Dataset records

== == ==

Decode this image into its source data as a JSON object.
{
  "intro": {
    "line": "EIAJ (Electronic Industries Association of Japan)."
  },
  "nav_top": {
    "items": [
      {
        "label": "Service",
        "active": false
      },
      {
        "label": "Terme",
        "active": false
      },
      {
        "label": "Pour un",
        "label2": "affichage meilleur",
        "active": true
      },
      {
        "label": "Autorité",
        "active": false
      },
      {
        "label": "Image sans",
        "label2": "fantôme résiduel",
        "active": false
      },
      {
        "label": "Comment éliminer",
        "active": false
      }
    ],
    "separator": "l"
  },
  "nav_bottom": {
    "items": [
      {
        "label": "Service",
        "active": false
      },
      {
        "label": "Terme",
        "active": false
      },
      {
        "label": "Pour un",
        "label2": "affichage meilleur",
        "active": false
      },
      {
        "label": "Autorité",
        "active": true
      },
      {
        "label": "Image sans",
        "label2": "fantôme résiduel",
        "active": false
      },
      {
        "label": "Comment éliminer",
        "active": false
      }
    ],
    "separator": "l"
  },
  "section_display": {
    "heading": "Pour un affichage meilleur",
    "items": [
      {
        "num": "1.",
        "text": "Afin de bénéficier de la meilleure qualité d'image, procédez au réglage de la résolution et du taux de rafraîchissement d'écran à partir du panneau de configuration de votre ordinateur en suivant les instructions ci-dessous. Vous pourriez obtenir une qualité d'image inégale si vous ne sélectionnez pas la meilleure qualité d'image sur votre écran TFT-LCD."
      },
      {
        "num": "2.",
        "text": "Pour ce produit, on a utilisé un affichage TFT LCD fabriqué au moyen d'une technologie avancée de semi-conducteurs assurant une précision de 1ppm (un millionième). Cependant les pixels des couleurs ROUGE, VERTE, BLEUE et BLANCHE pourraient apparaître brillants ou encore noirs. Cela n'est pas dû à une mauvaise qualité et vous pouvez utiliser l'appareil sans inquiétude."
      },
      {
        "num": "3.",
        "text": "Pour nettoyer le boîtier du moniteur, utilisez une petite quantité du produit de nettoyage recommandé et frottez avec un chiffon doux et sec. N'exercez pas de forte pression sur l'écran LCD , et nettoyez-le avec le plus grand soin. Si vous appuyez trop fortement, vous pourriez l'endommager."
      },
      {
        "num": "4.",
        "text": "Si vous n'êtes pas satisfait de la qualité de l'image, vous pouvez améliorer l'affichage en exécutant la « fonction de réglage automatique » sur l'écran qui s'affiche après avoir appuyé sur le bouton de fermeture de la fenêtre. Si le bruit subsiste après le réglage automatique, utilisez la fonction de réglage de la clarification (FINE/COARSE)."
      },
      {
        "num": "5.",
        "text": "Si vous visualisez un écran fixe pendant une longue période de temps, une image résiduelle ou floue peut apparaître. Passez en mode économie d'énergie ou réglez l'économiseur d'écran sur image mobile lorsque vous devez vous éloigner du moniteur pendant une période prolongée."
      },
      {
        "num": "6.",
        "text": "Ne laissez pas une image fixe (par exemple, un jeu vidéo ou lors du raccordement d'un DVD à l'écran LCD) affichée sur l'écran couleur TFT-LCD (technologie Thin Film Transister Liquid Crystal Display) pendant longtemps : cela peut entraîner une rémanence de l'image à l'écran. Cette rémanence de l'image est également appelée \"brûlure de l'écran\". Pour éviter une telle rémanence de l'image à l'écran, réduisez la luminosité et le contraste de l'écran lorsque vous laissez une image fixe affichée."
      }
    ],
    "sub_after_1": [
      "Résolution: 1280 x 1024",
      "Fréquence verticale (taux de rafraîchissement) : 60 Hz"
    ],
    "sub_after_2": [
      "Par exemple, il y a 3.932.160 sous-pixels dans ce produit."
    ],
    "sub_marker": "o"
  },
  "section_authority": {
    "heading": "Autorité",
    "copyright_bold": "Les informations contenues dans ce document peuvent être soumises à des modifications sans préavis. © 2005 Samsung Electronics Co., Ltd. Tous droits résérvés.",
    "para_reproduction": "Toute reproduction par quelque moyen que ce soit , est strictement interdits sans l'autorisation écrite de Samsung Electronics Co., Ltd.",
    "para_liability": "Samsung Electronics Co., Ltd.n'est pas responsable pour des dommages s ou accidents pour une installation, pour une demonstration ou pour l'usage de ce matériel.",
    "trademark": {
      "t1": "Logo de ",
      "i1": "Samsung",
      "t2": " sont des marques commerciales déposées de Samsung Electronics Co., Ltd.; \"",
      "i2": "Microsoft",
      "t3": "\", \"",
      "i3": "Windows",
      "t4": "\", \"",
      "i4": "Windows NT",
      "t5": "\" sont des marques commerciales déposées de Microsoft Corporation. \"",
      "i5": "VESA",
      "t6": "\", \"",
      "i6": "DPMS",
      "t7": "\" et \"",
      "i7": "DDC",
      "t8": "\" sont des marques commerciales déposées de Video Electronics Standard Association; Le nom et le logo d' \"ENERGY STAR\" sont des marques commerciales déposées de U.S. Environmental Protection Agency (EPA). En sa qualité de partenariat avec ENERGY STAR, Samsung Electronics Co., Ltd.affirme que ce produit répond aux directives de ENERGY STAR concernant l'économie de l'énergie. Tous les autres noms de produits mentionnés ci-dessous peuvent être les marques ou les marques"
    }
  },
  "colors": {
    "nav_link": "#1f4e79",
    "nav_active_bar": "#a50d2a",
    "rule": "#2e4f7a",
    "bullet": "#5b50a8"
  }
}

== == ==

● **Set task**
Extract lines where the string "utilisez" occurs.

● **Solution for this problem**
        "text": "Pour nettoyer le boîtier du moniteur, utilisez une petite quantité du produit de nettoyage recommandé et frottez avec un chiffon doux et sec. N'exercez pas de forte pression sur l'écran LCD , et nettoyez-le avec le plus grand soin. Si vous appuyez trop fortement, vous pourriez l'endommager."
        "text": "Si vous n'êtes pas satisfait de la qualité de l'image, vous pouvez améliorer l'affichage en exécutant la « fonction de réglage automatique » sur l'écran qui s'affiche après avoir appuyé sur le bouton de fermeture de la fenêtre. Si le bruit subsiste après le réglage automatique, utilisez la fonction de réglage de la clarification (FINE/COARSE)."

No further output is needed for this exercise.